PROVIDED RECORDS ▸
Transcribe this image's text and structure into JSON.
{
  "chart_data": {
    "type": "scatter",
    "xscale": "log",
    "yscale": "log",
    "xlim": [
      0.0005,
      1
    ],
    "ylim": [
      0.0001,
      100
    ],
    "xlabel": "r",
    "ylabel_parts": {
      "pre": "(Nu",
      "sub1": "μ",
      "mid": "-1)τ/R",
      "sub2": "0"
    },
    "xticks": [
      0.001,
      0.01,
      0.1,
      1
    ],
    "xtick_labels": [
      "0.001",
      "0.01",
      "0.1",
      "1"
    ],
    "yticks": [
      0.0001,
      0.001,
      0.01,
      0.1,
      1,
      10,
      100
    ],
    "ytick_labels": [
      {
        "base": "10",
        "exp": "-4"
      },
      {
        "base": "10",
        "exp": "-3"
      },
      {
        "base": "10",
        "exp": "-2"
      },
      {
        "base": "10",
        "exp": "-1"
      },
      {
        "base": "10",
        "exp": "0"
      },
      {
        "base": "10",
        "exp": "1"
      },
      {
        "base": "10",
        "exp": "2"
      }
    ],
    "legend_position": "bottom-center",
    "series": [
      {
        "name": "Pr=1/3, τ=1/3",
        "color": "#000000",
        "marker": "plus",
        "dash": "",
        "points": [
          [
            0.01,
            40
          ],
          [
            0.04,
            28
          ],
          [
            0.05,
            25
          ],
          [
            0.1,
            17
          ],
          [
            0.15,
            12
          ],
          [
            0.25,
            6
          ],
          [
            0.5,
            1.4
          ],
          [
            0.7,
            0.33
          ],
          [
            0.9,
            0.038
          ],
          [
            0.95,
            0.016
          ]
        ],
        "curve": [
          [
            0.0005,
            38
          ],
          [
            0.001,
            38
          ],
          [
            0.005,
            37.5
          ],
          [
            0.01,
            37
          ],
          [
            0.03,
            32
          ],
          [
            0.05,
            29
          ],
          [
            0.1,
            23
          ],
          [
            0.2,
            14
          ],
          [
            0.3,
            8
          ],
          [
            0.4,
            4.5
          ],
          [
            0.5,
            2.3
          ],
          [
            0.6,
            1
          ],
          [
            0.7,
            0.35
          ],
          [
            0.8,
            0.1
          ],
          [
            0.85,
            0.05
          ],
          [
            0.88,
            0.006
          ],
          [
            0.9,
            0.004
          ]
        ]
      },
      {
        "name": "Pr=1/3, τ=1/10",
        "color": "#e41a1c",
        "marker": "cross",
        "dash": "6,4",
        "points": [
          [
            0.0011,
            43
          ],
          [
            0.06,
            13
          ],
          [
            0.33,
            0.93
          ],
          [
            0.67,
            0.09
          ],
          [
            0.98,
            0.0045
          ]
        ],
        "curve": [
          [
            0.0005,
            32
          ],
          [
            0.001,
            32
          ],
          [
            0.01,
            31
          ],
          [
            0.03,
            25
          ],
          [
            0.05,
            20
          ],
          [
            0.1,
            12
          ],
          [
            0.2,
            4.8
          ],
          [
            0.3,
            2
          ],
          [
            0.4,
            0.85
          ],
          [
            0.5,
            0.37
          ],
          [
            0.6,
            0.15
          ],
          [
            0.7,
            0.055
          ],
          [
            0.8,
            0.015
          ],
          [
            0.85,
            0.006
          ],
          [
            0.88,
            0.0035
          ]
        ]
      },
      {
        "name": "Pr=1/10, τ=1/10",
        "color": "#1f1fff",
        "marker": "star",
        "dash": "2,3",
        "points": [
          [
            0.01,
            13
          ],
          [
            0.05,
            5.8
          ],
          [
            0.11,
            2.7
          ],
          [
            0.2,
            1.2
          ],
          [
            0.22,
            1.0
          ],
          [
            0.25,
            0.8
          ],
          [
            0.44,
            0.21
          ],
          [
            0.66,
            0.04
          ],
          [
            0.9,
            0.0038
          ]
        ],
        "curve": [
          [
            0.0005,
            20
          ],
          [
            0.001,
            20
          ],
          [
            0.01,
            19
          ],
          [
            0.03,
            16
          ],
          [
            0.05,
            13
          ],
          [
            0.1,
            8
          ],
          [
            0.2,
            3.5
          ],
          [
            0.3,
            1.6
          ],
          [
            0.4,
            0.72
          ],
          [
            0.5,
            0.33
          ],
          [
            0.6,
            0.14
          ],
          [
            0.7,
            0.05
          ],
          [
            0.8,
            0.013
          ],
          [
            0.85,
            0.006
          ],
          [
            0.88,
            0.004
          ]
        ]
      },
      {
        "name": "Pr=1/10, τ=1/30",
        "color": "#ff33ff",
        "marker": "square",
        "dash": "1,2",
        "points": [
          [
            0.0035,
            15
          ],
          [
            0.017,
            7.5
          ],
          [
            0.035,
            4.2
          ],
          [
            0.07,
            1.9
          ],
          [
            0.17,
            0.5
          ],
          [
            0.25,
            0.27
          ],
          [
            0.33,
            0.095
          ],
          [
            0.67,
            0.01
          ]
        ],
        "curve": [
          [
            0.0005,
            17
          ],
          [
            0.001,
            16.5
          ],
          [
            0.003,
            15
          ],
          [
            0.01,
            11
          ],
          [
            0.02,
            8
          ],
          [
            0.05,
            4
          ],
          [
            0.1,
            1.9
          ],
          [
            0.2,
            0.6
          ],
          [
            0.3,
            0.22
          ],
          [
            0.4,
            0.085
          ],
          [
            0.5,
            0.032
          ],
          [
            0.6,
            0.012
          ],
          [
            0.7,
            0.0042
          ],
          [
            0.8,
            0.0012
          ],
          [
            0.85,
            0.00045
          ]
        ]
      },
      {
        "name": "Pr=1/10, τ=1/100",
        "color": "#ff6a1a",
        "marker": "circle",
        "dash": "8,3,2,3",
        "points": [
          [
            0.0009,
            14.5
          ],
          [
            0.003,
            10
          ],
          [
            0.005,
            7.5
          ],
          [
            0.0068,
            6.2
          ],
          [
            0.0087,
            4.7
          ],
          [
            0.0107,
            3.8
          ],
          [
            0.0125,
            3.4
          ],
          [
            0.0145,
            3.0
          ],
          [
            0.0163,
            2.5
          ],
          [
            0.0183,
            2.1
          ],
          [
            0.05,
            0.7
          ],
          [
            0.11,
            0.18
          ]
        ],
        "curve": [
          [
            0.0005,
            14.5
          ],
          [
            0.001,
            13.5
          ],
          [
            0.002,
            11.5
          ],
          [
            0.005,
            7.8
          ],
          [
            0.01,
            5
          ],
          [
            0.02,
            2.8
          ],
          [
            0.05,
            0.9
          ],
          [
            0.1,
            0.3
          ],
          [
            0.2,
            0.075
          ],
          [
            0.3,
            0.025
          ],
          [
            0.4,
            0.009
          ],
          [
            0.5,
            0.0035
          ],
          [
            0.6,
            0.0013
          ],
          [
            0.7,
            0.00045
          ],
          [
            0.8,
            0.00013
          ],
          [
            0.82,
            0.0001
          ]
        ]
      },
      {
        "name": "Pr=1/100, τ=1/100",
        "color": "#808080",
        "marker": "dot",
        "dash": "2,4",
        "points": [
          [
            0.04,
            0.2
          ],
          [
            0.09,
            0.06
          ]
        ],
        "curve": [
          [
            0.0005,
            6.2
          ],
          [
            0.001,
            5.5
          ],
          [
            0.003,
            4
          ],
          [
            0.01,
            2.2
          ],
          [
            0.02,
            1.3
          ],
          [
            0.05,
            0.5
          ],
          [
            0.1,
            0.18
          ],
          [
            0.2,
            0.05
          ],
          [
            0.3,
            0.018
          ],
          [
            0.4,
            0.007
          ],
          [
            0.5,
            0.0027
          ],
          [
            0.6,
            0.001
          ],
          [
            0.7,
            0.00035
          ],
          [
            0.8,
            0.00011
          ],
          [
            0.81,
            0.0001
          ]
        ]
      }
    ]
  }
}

TASK TO COMPLETE ▸
Restate each record exactly as written.

OUTPUT OF THE TASK ▸
Transcribe this image's text and structure into JSON.
{
  "chart_data": {
    "type": "scatter",
    "xscale": "log",
    "yscale": "log",
    "xlim": [
      0.0005,
      1
    ],
    "ylim": [
      0.0001,
      100
    ],
    "xlabel": "r",
    "ylabel_parts": {
      "pre": "(Nu",
      "sub1": "μ",
      "mid": "-1)τ/R",
      "sub2": "0"
    },
    "xticks": [
      0.001,
      0.01,
      0.1,
      1
    ],
    "xtick_labels": [
      "0.001",
      "0.01",
      "0.1",
      "1"
    ],
    "yticks": [
      0.0001,
      0.001,
      0.01,
      0.1,
      1,
      10,
      100
    ],
    "ytick_labels": [
      {
        "base": "10",
        "exp": "-4"
      },
      {
        "base": "10",
        "exp": "-3"
      },
      {
        "base": "10",
        "exp": "-2"
      },
      {
        "base": "10",
        "exp": "-1"
      },
      {
        "base": "10",
        "exp": "0"
      },
      {
        "base": "10",
        "exp": "1"
      },
      {
        "base": "10",
        "exp": "2"
      }
    ],
    "legend_position": "bottom-center",
    "series": [
      {
        "name": "Pr=1/3, τ=1/3",
        "color": "#000000",
        "marker": "plus",
        "dash": "",
        "points": [
          [
            0.01,
            40
          ],
          [
            0.04,
            28
          ],
          [
            0.05,
            25
          ],
          [
            0.1,
            17
          ],
          [
            0.15,
            12
          ],
          [
            0.25,
            6
          ],
          [
            0.5,
            1.4
          ],
          [
            0.7,
            0.33
          ],
          [
            0.9,
            0.038
          ],
          [
            0.95,
            0.016
          ]
        ],
        "curve": [
          [
            0.0005,
            38
          ],
          [
            0.001,
            38
          ],
          [
            0.005,
            37.5
          ],
          [
            0.01,
            37
          ],
          [
            0.03,
            32
          ],
          [
            0.05,
            29
          ],
          [
            0.1,
            23
          ],
          [
            0.2,
            14
          ],
          [
            0.3,
            8
          ],
          [
            0.4,
            4.5
          ],
          [
            0.5,
            2.3
          ],
          [
            0.6,
            1
          ],
          [
            0.7,
            0.35
          ],
          [
            0.8,
            0.1
          ],
          [
            0.85,
            0.05
          ],
          [
            0.88,
            0.006
          ],
          [
            0.9,
            0.004
          ]
        ]
      },
      {
        "name": "Pr=1/3, τ=1/10",
        "color": "#e41a1c",
        "marker": "cross",
        "dash": "6,4",
        "points": [
          [
            0.0011,
            43
          ],
          [
            0.06,
            13
          ],
          [
            0.33,
            0.93
          ],
          [
            0.67,
            0.09
          ],
          [
            0.98,
            0.0045
          ]
        ],
        "curve": [
          [
            0.0005,
            32
          ],
          [
            0.001,
            32
          ],
          [
            0.01,
            31
          ],
          [
            0.03,
            25
          ],
          [
            0.05,
            20
          ],
          [
            0.1,
            12
          ],
          [
            0.2,
            4.8
          ],
          [
            0.3,
            2
          ],
          [
            0.4,
            0.85
          ],
          [
            0.5,
            0.37
          ],
          [
            0.6,
            0.15
          ],
          [
            0.7,
            0.055
          ],
          [
            0.8,
            0.015
          ],
          [
            0.85,
            0.006
          ],
          [
            0.88,
            0.0035
          ]
        ]
      },
      {
        "name": "Pr=1/10, τ=1/10",
        "color": "#1f1fff",
        "marker": "star",
        "dash": "2,3",
        "points": [
          [
            0.01,
            13
          ],
          [
            0.05,
            5.8
          ],
          [
            0.11,
            2.7
          ],
          [
            0.2,
            1.2
          ],
          [
            0.22,
            1.0
          ],
          [
            0.25,
            0.8
          ],
          [
            0.44,
            0.21
          ],
          [
            0.66,
            0.04
          ],
          [
            0.9,
            0.0038
          ]
        ],
        "curve": [
          [
            0.0005,
            20
          ],
          [
            0.001,
            20
          ],
          [
            0.01,
            19
          ],
          [
            0.03,
            16
          ],
          [
            0.05,
            13
          ],
          [
            0.1,
            8
          ],
          [
            0.2,
            3.5
          ],
          [
            0.3,
            1.6
          ],
          [
            0.4,
            0.72
          ],
          [
            0.5,
            0.33
          ],
          [
            0.6,
            0.14
          ],
          [
            0.7,
            0.05
          ],
          [
            0.8,
            0.013
          ],
          [
            0.85,
            0.006
          ],
          [
            0.88,
            0.004
          ]
        ]
      },
      {
        "name": "Pr=1/10, τ=1/30",
        "color": "#ff33ff",
        "marker": "square",
        "dash": "1,2",
        "points": [
          [
            0.0035,
            15
          ],
          [
            0.017,
            7.5
          ],
          [
            0.035,
            4.2
          ],
          [
            0.07,
            1.9
          ],
          [
            0.17,
            0.5
          ],
          [
            0.25,
            0.27
          ],
          [
            0.33,
            0.095
          ],
          [
            0.67,
            0.01
          ]
        ],
        "curve": [
          [
            0.0005,
            17
          ],
          [
            0.001,
            16.5
          ],
          [
            0.003,
            15
          ],
          [
            0.01,
            11
          ],
          [
            0.02,
            8
          ],
          [
            0.05,
            4
          ],
          [
            0.1,
            1.9
          ],
          [
            0.2,
            0.6
          ],
          [
            0.3,
            0.22
          ],
          [
            0.4,
            0.085
          ],
          [
            0.5,
            0.032
          ],
          [
            0.6,
            0.012
          ],
          [
            0.7,
            0.0042
          ],
          [
            0.8,
            0.0012
          ],
          [
            0.85,
            0.00045
          ]
        ]
      },
      {
        "name": "Pr=1/10, τ=1/100",
        "color": "#ff6a1a",
        "marker": "circle",
        "dash": "8,3,2,3",
        "points": [
          [
            0.0009,
            14.5
          ],
          [
            0.003,
            10
          ],
          [
            0.005,
            7.5
          ],
          [
            0.0068,
            6.2
          ],
          [
            0.0087,
            4.7
          ],
          [
            0.0107,
            3.8
          ],
          [
            0.0125,
            3.4
          ],
          [
            0.0145,
            3.0
          ],
          [
            0.0163,
            2.5
          ],
          [
            0.0183,
            2.1
          ],
          [
            0.05,
            0.7
          ],
          [
            0.11,
            0.18
          ]
        ],
        "curve": [
          [
            0.0005,
            14.5
          ],
          [
            0.001,
            13.5
          ],
          [
            0.002,
            11.5
          ],
          [
            0.005,
            7.8
          ],
          [
            0.01,
            5
          ],
          [
            0.02,
            2.8
          ],
          [
            0.05,
            0.9
          ],
          [
            0.1,
            0.3
          ],
          [
            0.2,
            0.075
          ],
          [
            0.3,
            0.025
          ],
          [
            0.4,
            0.009
          ],
          [
            0.5,
            0.0035
          ],
          [
            0.6,
            0.0013
          ],
          [
            0.7,
            0.00045
          ],
          [
            0.8,
            0.00013
          ],
          [
            0.82,
            0.0001
          ]
        ]
      },
      {
        "name": "Pr=1/100, τ=1/100",
        "color": "#808080",
        "marker": "dot",
        "dash": "2,4",
        "points": [
          [
            0.04,
            0.2
          ],
          [
            0.09,
            0.06
          ]
        ],
        "curve": [
          [
            0.0005,
            6.2
          ],
          [
            0.001,
            5.5
          ],
          [
            0.003,
            4
          ],
          [
            0.01,
            2.2
          ],
          [
            0.02,
            1.3
          ],
          [
            0.05,
            0.5
          ],
          [
            0.1,
            0.18
          ],
          [
            0.2,
            0.05
          ],
          [
            0.3,
            0.018
          ],
          [
            0.4,
            0.007
          ],
          [
            0.5,
            0.0027
          ],
          [
            0.6,
            0.001
          ],
          [
            0.7,
            0.00035
          ],
          [
            0.8,
            0.00011
          ],
          [
            0.81,
            0.0001
          ]
        ]
      }
    ]
  }
}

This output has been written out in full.